╭─ TEXT SECTION
In February, 1942, three months after Pearl Harbor, the
United States took unprecedented action directed at its own population.
Executive Order 9066 and Civilian
Exclusion Order 5 decreed that over 120,000 Japanese Americans be
removed from their homes in the "western defense zone" of
the United States, and incarcerated in ten "internment" camps,
which were located in isolated areas of Utah, Montana, Arkansas, Arizona,
California, Colorado, and Idaho. These ten camps functioned as prison
cities, with populations of 10,000 to 18,000 people in each camp.
With the bombing of Pearl Harbor, the Japanese Americans
in America were no longer seen by other Americans as industrious, immigrant
neighbors but were transformed into enemy aliens overnight. There were
no trials, no hearings to prove innocence or guilt. They were assumed
to be the enemy and made prisoners, indefinitely incarcerated because
of their race. Successful Japanese-Americans were informed that, according
to Civilian Exclusion Order 5, they were required to liquidate all property,
including homes, real estate, business holdings, and anything else that
they could not carry themselves into the prison camps.
╰─
╭─ PROVIDED MATERIAL
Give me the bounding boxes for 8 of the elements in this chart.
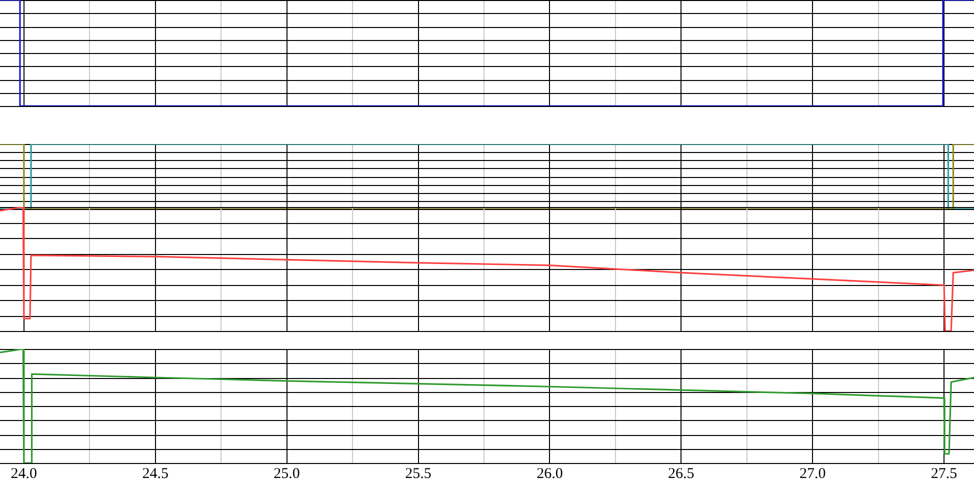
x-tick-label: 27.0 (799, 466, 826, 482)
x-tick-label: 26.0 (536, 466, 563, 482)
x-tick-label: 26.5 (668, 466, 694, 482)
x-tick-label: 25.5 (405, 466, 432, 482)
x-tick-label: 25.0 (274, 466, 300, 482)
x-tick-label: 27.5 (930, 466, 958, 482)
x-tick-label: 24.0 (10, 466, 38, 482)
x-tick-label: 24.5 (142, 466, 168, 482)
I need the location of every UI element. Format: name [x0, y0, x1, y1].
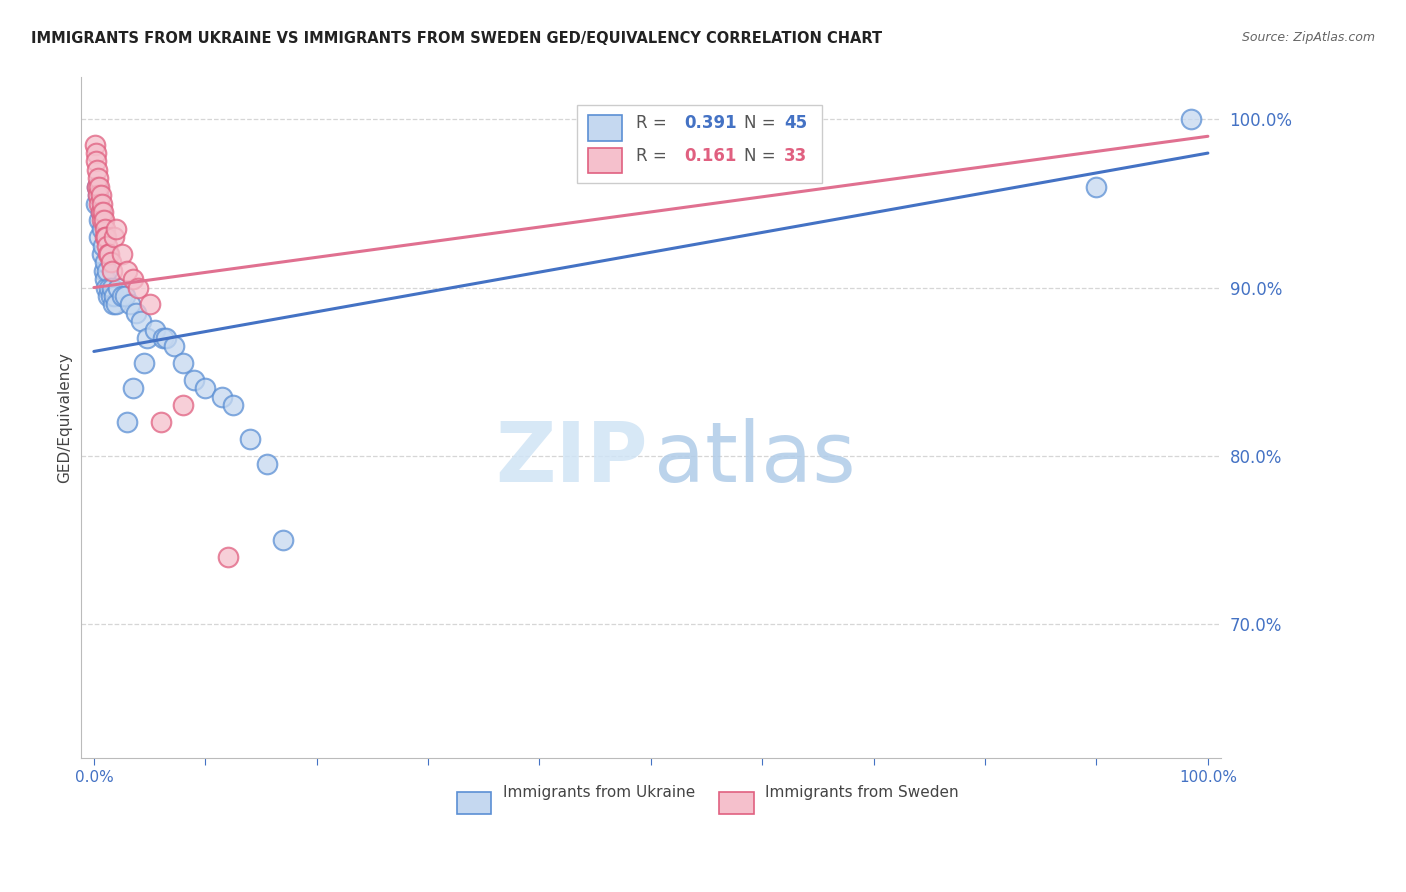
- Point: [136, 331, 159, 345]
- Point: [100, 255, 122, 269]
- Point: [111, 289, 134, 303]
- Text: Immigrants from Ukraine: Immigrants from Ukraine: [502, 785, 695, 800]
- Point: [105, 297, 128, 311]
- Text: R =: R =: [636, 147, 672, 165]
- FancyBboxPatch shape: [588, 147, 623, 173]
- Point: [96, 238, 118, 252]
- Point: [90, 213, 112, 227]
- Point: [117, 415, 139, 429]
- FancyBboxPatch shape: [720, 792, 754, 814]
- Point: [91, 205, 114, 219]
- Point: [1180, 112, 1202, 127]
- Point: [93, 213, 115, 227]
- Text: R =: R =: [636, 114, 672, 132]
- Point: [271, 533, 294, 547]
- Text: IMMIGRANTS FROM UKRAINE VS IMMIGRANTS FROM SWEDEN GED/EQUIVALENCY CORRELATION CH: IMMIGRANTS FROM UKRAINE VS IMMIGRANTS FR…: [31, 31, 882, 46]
╰─
→ **TASK REQUIREMENTS**: Transcribe, word for word, the part of the text on the 1942 incarceration of Japanese Americans starting with "In February, 1942, three" and going on through "in each camp.".

→ **FULL ANSWER**:
In February, 1942, three months after Pearl Harbor, the
United States took unprecedented action directed at its own population.
Executive Order 9066 and Civilian
Exclusion Order 5 decreed that over 120,000 Japanese Americans be
removed from their homes in the "western defense zone" of
the United States, and incarcerated in ten "internment" camps,
which were located in isolated areas of Utah, Montana, Arkansas, Arizona,
California, Colorado, and Idaho. These ten camps functioned as prison
cities, with populations of 10,000 to 18,000 people in each camp.